• What is asked:
Copy every line of the records below with no changes, leaving out the pictures.

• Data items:
>> Start

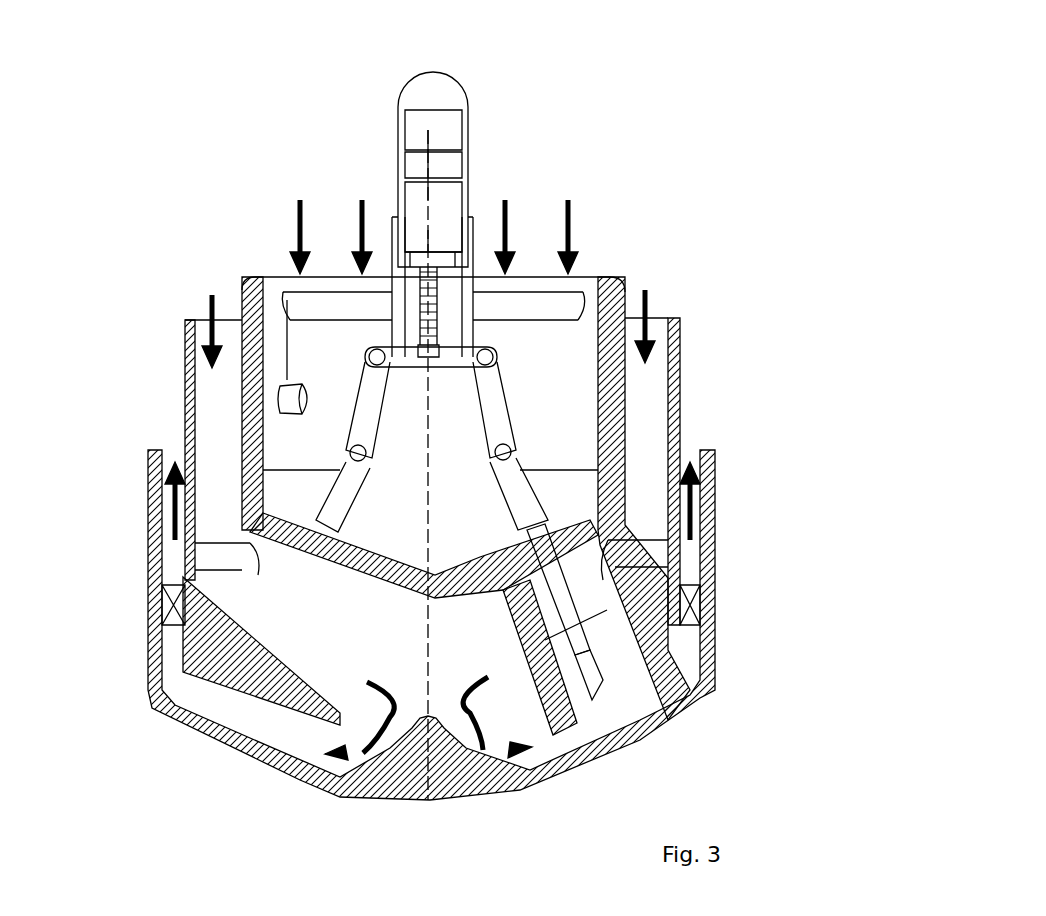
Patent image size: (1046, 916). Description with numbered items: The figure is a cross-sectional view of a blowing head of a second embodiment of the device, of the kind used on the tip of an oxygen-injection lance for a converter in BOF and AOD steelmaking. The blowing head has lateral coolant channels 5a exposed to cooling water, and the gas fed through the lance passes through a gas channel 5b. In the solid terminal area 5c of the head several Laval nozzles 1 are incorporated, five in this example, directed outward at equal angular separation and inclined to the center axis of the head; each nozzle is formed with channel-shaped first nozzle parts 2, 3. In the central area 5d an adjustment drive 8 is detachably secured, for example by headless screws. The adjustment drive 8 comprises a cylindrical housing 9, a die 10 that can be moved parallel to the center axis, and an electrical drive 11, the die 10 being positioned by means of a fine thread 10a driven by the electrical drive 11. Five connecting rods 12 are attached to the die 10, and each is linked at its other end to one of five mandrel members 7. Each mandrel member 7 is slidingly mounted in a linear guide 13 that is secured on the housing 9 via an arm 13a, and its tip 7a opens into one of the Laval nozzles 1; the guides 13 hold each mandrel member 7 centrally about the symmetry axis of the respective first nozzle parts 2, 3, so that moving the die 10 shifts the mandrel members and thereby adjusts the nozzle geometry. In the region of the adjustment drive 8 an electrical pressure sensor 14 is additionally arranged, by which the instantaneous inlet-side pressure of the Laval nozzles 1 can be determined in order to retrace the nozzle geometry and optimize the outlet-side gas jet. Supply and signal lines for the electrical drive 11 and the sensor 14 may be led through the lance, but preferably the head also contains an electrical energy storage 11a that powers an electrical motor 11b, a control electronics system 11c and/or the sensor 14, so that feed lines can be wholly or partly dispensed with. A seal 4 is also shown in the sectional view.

The Laval nozzle 1 is at (625, 768).
The first nozzle part 2 is at (578, 574).
The first nozzle part 3 is at (625, 697).
The seal 4 is at (700, 655).
The lateral coolant channel 5a is at (163, 462).
The gas channel 5b is at (272, 264).
The solid terminal area 5c is at (236, 740).
The central area 5d is at (233, 292).
The mandrel member 7 is at (530, 552).
The tip 7a is at (585, 652).
The adjustment drive 8 is at (325, 208).
The cylindrical housing 9 is at (246, 332).
The die 10 is at (440, 316).
The fine thread 10a is at (433, 335).
The electrical drive 11 is at (482, 136).
The electrical energy storage 11a is at (452, 114).
The electrical motor 11b is at (446, 204).
The control electronics system 11c is at (416, 162).
The connecting rod 12 is at (498, 386).
The linear guide 13 is at (490, 486).
The arm 13a is at (556, 488).
The electrical pressure sensor 14 is at (282, 405).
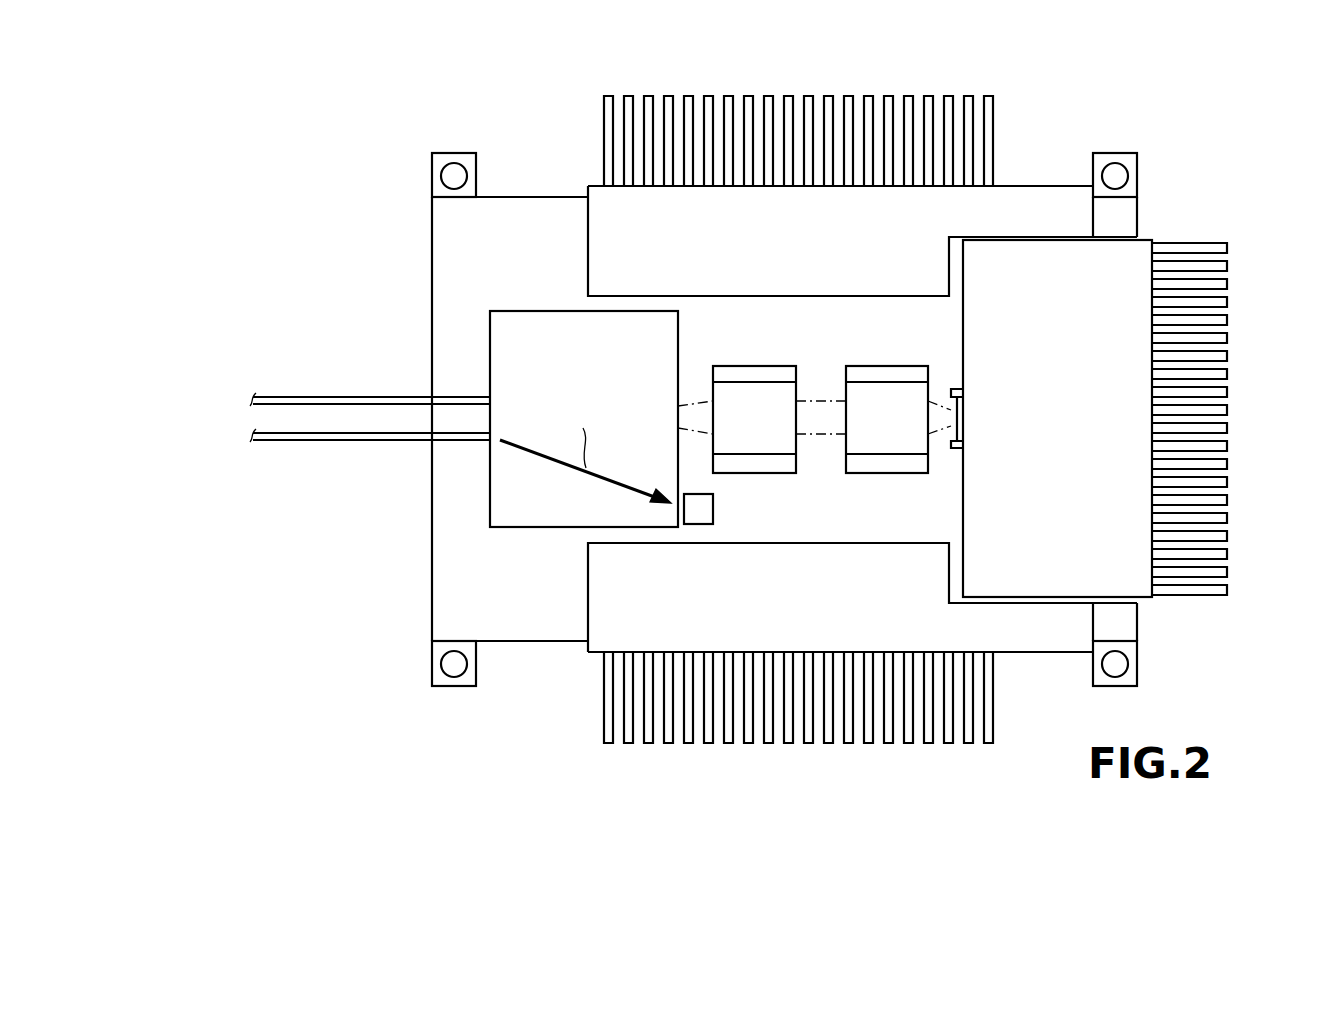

>> End

• Exercise response:
Patent image size: (1046, 916). Description with numbered items: The figure is a cross-sectional view of a blowing head of a second embodiment of the device, of the kind used on the tip of an oxygen-injection lance for a converter in BOF and AOD steelmaking. The blowing head has lateral coolant channels 5a exposed to cooling water, and the gas fed through the lance passes through a gas channel 5b. In the solid terminal area 5c of the head several Laval nozzles 1 are incorporated, five in this example, directed outward at equal angular separation and inclined to the center axis of the head; each nozzle is formed with channel-shaped first nozzle parts 2, 3. In the central area 5d an adjustment drive 8 is detachably secured, for example by headless screws. The adjustment drive 8 comprises a cylindrical housing 9, a die 10 that can be moved parallel to the center axis, and an electrical drive 11, the die 10 being positioned by means of a fine thread 10a driven by the electrical drive 11. Five connecting rods 12 are attached to the die 10, and each is linked at its other end to one of five mandrel members 7. Each mandrel member 7 is slidingly mounted in a linear guide 13 that is secured on the housing 9 via an arm 13a, and its tip 7a opens into one of the Laval nozzles 1; the guides 13 hold each mandrel member 7 centrally about the symmetry axis of the respective first nozzle parts 2, 3, so that moving the die 10 shifts the mandrel members and thereby adjusts the nozzle geometry. In the region of the adjustment drive 8 an electrical pressure sensor 14 is additionally arranged, by which the instantaneous inlet-side pressure of the Laval nozzles 1 can be determined in order to retrace the nozzle geometry and optimize the outlet-side gas jet. Supply and signal lines for the electrical drive 11 and the sensor 14 may be led through the lance, but preferably the head also contains an electrical energy storage 11a that powers an electrical motor 11b, a control electronics system 11c and/or the sensor 14, so that feed lines can be wholly or partly dispensed with. A seal 4 is also shown in the sectional view.

The Laval nozzle 1 is at (625, 768).
The first nozzle part 2 is at (578, 574).
The first nozzle part 3 is at (625, 697).
The seal 4 is at (700, 655).
The lateral coolant channel 5a is at (163, 462).
The gas channel 5b is at (272, 264).
The solid terminal area 5c is at (236, 740).
The central area 5d is at (233, 292).
The mandrel member 7 is at (530, 552).
The tip 7a is at (585, 652).
The adjustment drive 8 is at (325, 208).
The cylindrical housing 9 is at (246, 332).
The die 10 is at (440, 316).
The fine thread 10a is at (433, 335).
The electrical drive 11 is at (482, 136).
The electrical energy storage 11a is at (452, 114).
The electrical motor 11b is at (446, 204).
The control electronics system 11c is at (416, 162).
The connecting rod 12 is at (498, 386).
The linear guide 13 is at (490, 486).
The arm 13a is at (556, 488).
The electrical pressure sensor 14 is at (282, 405).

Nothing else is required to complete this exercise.